**Saved entries**
● ● ●

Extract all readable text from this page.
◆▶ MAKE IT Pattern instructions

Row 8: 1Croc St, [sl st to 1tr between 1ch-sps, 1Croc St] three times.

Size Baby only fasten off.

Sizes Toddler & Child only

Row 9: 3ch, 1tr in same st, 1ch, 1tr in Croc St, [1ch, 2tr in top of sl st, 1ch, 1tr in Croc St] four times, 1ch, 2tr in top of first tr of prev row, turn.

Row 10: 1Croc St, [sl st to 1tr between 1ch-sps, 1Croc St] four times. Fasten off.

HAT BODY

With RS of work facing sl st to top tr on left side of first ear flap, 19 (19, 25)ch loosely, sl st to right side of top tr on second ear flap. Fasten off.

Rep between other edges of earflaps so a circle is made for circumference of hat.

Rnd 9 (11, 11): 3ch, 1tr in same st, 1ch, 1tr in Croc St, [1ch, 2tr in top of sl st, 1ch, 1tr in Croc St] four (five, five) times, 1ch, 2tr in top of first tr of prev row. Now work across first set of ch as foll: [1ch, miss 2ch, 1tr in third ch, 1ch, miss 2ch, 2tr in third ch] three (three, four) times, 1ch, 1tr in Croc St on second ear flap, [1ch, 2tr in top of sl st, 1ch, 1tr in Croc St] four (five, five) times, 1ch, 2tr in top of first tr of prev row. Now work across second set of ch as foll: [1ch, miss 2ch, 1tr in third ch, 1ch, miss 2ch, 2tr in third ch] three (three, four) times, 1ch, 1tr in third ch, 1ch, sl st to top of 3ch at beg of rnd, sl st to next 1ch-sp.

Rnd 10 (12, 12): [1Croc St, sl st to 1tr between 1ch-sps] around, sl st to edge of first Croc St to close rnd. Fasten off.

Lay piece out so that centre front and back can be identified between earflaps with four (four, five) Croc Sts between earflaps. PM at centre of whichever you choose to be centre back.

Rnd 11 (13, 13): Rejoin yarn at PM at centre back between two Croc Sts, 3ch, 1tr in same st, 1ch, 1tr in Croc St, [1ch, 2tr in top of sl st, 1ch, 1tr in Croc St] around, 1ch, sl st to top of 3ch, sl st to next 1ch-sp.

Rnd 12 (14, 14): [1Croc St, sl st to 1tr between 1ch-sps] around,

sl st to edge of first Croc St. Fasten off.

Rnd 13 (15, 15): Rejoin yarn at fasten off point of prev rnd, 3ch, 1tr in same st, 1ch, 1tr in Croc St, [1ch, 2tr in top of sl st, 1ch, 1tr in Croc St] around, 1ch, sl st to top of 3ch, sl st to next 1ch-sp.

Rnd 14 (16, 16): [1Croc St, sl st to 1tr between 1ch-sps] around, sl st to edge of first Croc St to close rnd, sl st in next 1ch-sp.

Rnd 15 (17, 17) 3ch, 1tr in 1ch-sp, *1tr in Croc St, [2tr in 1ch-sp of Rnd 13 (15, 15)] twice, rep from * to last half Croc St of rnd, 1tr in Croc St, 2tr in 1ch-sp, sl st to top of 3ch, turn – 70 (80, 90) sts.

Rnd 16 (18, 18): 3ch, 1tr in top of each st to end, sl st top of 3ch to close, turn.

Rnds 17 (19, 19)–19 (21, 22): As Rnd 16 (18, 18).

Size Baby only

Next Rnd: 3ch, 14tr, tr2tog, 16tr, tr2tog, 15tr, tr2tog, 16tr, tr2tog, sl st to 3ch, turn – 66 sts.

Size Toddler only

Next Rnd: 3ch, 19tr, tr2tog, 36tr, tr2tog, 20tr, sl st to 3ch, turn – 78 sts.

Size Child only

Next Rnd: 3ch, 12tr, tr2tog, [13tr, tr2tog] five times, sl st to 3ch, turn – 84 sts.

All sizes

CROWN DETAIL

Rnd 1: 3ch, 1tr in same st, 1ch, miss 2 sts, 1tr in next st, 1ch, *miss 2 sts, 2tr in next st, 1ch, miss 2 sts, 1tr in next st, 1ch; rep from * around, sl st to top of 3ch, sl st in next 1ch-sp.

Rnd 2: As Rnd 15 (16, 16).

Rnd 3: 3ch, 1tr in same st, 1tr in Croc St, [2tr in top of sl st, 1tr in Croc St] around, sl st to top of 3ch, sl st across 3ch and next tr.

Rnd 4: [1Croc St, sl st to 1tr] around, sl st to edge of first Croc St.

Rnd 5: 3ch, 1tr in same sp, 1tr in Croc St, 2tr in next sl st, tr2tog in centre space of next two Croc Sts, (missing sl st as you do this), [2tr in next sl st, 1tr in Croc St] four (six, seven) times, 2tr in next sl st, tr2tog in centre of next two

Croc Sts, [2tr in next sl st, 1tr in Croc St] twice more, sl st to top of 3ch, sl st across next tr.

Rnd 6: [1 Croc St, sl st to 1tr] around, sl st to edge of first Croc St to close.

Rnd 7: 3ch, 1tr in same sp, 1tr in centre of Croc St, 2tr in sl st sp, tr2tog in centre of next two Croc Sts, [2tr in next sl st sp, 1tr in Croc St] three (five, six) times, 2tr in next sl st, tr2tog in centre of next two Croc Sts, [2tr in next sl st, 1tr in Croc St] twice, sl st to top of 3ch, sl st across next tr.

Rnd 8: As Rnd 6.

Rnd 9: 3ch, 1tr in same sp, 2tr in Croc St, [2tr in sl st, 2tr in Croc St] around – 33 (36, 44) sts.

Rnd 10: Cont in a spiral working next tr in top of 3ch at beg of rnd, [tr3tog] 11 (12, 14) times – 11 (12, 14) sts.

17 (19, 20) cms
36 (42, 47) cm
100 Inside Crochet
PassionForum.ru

● ● ●

**WHAT THIS TASK INVOLVES**
Find how many lines in the listing contain the word "Rejoin" and give that count alone.

**EXPECTED OUTPUT**
2